EXERCISE TASK:
Copy out all of the material exactly as presented.

Saved data entries:
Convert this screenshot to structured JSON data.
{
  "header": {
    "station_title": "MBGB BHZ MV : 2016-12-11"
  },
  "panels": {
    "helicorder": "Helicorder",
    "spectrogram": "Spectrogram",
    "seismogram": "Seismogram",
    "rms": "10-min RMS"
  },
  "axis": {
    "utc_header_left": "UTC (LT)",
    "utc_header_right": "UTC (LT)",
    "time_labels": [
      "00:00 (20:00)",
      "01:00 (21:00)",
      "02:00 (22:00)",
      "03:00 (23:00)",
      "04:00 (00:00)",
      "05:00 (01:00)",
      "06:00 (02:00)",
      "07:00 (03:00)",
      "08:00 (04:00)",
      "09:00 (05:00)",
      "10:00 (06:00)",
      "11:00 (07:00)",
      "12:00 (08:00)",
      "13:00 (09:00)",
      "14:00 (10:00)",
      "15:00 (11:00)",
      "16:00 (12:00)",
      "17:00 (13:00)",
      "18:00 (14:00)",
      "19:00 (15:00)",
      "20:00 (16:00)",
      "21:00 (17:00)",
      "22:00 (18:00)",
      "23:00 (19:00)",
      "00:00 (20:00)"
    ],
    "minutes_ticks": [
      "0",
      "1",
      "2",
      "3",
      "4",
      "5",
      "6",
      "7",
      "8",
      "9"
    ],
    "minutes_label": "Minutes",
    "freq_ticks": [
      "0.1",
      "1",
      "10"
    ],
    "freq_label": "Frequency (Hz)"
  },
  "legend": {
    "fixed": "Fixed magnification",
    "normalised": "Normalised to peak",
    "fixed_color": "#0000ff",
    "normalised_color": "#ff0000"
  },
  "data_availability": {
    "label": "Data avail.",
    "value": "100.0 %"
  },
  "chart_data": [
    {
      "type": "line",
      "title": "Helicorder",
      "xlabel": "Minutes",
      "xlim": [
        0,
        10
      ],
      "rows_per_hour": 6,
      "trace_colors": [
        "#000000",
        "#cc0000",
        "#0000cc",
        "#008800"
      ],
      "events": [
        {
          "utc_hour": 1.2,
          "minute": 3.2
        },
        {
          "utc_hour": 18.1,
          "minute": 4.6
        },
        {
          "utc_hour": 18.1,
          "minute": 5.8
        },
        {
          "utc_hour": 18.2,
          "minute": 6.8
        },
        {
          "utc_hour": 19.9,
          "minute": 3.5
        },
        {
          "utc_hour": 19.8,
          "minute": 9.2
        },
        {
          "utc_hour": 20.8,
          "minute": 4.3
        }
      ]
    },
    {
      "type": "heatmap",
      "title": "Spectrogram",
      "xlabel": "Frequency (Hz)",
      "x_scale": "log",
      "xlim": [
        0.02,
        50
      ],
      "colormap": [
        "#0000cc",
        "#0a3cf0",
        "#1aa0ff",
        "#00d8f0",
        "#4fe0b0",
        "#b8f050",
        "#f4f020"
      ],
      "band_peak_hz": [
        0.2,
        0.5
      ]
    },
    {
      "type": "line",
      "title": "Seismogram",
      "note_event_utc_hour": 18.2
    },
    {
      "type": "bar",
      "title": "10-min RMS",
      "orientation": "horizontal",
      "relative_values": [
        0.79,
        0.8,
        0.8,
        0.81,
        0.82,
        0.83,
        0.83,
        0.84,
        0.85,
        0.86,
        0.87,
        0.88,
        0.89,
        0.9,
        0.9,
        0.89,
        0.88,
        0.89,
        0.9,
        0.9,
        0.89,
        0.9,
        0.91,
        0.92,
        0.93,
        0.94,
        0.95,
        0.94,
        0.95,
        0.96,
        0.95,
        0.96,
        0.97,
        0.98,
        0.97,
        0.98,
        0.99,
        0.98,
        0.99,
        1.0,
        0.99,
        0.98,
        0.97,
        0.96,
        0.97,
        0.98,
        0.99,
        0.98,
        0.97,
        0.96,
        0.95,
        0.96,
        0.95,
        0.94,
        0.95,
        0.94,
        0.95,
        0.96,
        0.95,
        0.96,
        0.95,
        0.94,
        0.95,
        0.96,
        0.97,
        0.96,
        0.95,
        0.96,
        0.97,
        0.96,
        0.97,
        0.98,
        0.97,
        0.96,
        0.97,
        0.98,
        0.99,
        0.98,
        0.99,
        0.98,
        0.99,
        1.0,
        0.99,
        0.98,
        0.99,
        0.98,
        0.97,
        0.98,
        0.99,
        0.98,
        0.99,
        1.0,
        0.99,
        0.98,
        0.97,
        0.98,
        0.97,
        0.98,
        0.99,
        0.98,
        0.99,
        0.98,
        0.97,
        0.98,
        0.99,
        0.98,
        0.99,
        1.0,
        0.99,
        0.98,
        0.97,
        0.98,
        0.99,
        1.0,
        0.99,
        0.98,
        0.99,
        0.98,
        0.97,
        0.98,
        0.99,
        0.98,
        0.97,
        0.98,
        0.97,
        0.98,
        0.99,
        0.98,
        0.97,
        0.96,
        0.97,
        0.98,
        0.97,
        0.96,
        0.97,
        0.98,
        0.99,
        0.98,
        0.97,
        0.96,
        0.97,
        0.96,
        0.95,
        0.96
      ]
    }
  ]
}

RESULT:
Convert this screenshot to structured JSON data.
{
  "header": {
    "station_title": "MBGB BHZ MV : 2016-12-11"
  },
  "panels": {
    "helicorder": "Helicorder",
    "spectrogram": "Spectrogram",
    "seismogram": "Seismogram",
    "rms": "10-min RMS"
  },
  "axis": {
    "utc_header_left": "UTC (LT)",
    "utc_header_right": "UTC (LT)",
    "time_labels": [
      "00:00 (20:00)",
      "01:00 (21:00)",
      "02:00 (22:00)",
      "03:00 (23:00)",
      "04:00 (00:00)",
      "05:00 (01:00)",
      "06:00 (02:00)",
      "07:00 (03:00)",
      "08:00 (04:00)",
      "09:00 (05:00)",
      "10:00 (06:00)",
      "11:00 (07:00)",
      "12:00 (08:00)",
      "13:00 (09:00)",
      "14:00 (10:00)",
      "15:00 (11:00)",
      "16:00 (12:00)",
      "17:00 (13:00)",
      "18:00 (14:00)",
      "19:00 (15:00)",
      "20:00 (16:00)",
      "21:00 (17:00)",
      "22:00 (18:00)",
      "23:00 (19:00)",
      "00:00 (20:00)"
    ],
    "minutes_ticks": [
      "0",
      "1",
      "2",
      "3",
      "4",
      "5",
      "6",
      "7",
      "8",
      "9"
    ],
    "minutes_label": "Minutes",
    "freq_ticks": [
      "0.1",
      "1",
      "10"
    ],
    "freq_label": "Frequency (Hz)"
  },
  "legend": {
    "fixed": "Fixed magnification",
    "normalised": "Normalised to peak",
    "fixed_color": "#0000ff",
    "normalised_color": "#ff0000"
  },
  "data_availability": {
    "label": "Data avail.",
    "value": "100.0 %"
  },
  "chart_data": [
    {
      "type": "line",
      "title": "Helicorder",
      "xlabel": "Minutes",
      "xlim": [
        0,
        10
      ],
      "rows_per_hour": 6,
      "trace_colors": [
        "#000000",
        "#cc0000",
        "#0000cc",
        "#008800"
      ],
      "events": [
        {
          "utc_hour": 1.2,
          "minute": 3.2
        },
        {
          "utc_hour": 18.1,
          "minute": 4.6
        },
        {
          "utc_hour": 18.1,
          "minute": 5.8
        },
        {
          "utc_hour": 18.2,
          "minute": 6.8
        },
        {
          "utc_hour": 19.9,
          "minute": 3.5
        },
        {
          "utc_hour": 19.8,
          "minute": 9.2
        },
        {
          "utc_hour": 20.8,
          "minute": 4.3
        }
      ]
    },
    {
      "type": "heatmap",
      "title": "Spectrogram",
      "xlabel": "Frequency (Hz)",
      "x_scale": "log",
      "xlim": [
        0.02,
        50
      ],
      "colormap": [
        "#0000cc",
        "#0a3cf0",
        "#1aa0ff",
        "#00d8f0",
        "#4fe0b0",
        "#b8f050",
        "#f4f020"
      ],
      "band_peak_hz": [
        0.2,
        0.5
      ]
    },
    {
      "type": "line",
      "title": "Seismogram",
      "note_event_utc_hour": 18.2
    },
    {
      "type": "bar",
      "title": "10-min RMS",
      "orientation": "horizontal",
      "relative_values": [
        0.79,
        0.8,
        0.8,
        0.81,
        0.82,
        0.83,
        0.83,
        0.84,
        0.85,
        0.86,
        0.87,
        0.88,
        0.89,
        0.9,
        0.9,
        0.89,
        0.88,
        0.89,
        0.9,
        0.9,
        0.89,
        0.9,
        0.91,
        0.92,
        0.93,
        0.94,
        0.95,
        0.94,
        0.95,
        0.96,
        0.95,
        0.96,
        0.97,
        0.98,
        0.97,
        0.98,
        0.99,
        0.98,
        0.99,
        1.0,
        0.99,
        0.98,
        0.97,
        0.96,
        0.97,
        0.98,
        0.99,
        0.98,
        0.97,
        0.96,
        0.95,
        0.96,
        0.95,
        0.94,
        0.95,
        0.94,
        0.95,
        0.96,
        0.95,
        0.96,
        0.95,
        0.94,
        0.95,
        0.96,
        0.97,
        0.96,
        0.95,
        0.96,
        0.97,
        0.96,
        0.97,
        0.98,
        0.97,
        0.96,
        0.97,
        0.98,
        0.99,
        0.98,
        0.99,
        0.98,
        0.99,
        1.0,
        0.99,
        0.98,
        0.99,
        0.98,
        0.97,
        0.98,
        0.99,
        0.98,
        0.99,
        1.0,
        0.99,
        0.98,
        0.97,
        0.98,
        0.97,
        0.98,
        0.99,
        0.98,
        0.99,
        0.98,
        0.97,
        0.98,
        0.99,
        0.98,
        0.99,
        1.0,
        0.99,
        0.98,
        0.97,
        0.98,
        0.99,
        1.0,
        0.99,
        0.98,
        0.99,
        0.98,
        0.97,
        0.98,
        0.99,
        0.98,
        0.97,
        0.98,
        0.97,
        0.98,
        0.99,
        0.98,
        0.97,
        0.96,
        0.97,
        0.98,
        0.97,
        0.96,
        0.97,
        0.98,
        0.99,
        0.98,
        0.97,
        0.96,
        0.97,
        0.96,
        0.95,
        0.96
      ]
    }
  ]
}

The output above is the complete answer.